PROBLEM DETAILS. Write out all the entries word for word and omit any pictures.

++++ ENTRIES SHOWN

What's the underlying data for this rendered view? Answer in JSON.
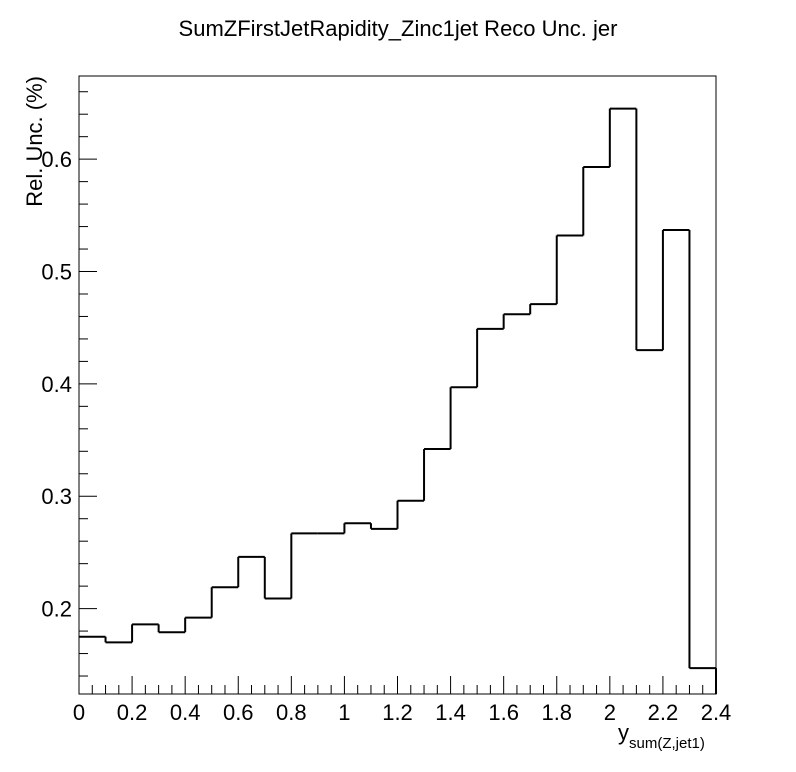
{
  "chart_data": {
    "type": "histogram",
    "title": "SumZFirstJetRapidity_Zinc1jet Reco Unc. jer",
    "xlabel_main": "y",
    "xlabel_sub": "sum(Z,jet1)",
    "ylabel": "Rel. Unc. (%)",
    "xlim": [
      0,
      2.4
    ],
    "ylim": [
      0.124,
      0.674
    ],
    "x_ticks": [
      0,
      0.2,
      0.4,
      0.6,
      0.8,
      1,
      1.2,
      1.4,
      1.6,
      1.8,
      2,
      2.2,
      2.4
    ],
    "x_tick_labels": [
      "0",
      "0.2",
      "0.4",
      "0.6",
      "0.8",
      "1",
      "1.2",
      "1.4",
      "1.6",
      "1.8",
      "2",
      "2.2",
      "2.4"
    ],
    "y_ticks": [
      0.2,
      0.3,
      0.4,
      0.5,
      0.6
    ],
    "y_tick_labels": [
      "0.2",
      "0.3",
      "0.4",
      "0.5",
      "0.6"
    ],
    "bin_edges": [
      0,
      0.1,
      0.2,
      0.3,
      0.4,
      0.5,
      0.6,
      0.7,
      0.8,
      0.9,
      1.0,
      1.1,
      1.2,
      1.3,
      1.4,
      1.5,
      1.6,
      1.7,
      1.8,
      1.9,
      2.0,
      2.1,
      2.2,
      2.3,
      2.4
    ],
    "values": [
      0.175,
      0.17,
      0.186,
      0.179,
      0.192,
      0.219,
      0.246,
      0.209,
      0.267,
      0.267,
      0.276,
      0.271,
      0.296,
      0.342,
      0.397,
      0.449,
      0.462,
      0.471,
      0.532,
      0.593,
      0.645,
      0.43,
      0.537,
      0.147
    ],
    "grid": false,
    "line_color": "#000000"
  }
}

++++++++

PROBLEM SOLUTION.
What's the underlying data for this rendered view? Answer in JSON.
{
  "chart_data": {
    "type": "histogram",
    "title": "SumZFirstJetRapidity_Zinc1jet Reco Unc. jer",
    "xlabel_main": "y",
    "xlabel_sub": "sum(Z,jet1)",
    "ylabel": "Rel. Unc. (%)",
    "xlim": [
      0,
      2.4
    ],
    "ylim": [
      0.124,
      0.674
    ],
    "x_ticks": [
      0,
      0.2,
      0.4,
      0.6,
      0.8,
      1,
      1.2,
      1.4,
      1.6,
      1.8,
      2,
      2.2,
      2.4
    ],
    "x_tick_labels": [
      "0",
      "0.2",
      "0.4",
      "0.6",
      "0.8",
      "1",
      "1.2",
      "1.4",
      "1.6",
      "1.8",
      "2",
      "2.2",
      "2.4"
    ],
    "y_ticks": [
      0.2,
      0.3,
      0.4,
      0.5,
      0.6
    ],
    "y_tick_labels": [
      "0.2",
      "0.3",
      "0.4",
      "0.5",
      "0.6"
    ],
    "bin_edges": [
      0,
      0.1,
      0.2,
      0.3,
      0.4,
      0.5,
      0.6,
      0.7,
      0.8,
      0.9,
      1.0,
      1.1,
      1.2,
      1.3,
      1.4,
      1.5,
      1.6,
      1.7,
      1.8,
      1.9,
      2.0,
      2.1,
      2.2,
      2.3,
      2.4
    ],
    "values": [
      0.175,
      0.17,
      0.186,
      0.179,
      0.192,
      0.219,
      0.246,
      0.209,
      0.267,
      0.267,
      0.276,
      0.271,
      0.296,
      0.342,
      0.397,
      0.449,
      0.462,
      0.471,
      0.532,
      0.593,
      0.645,
      0.43,
      0.537,
      0.147
    ],
    "grid": false,
    "line_color": "#000000"
  }
}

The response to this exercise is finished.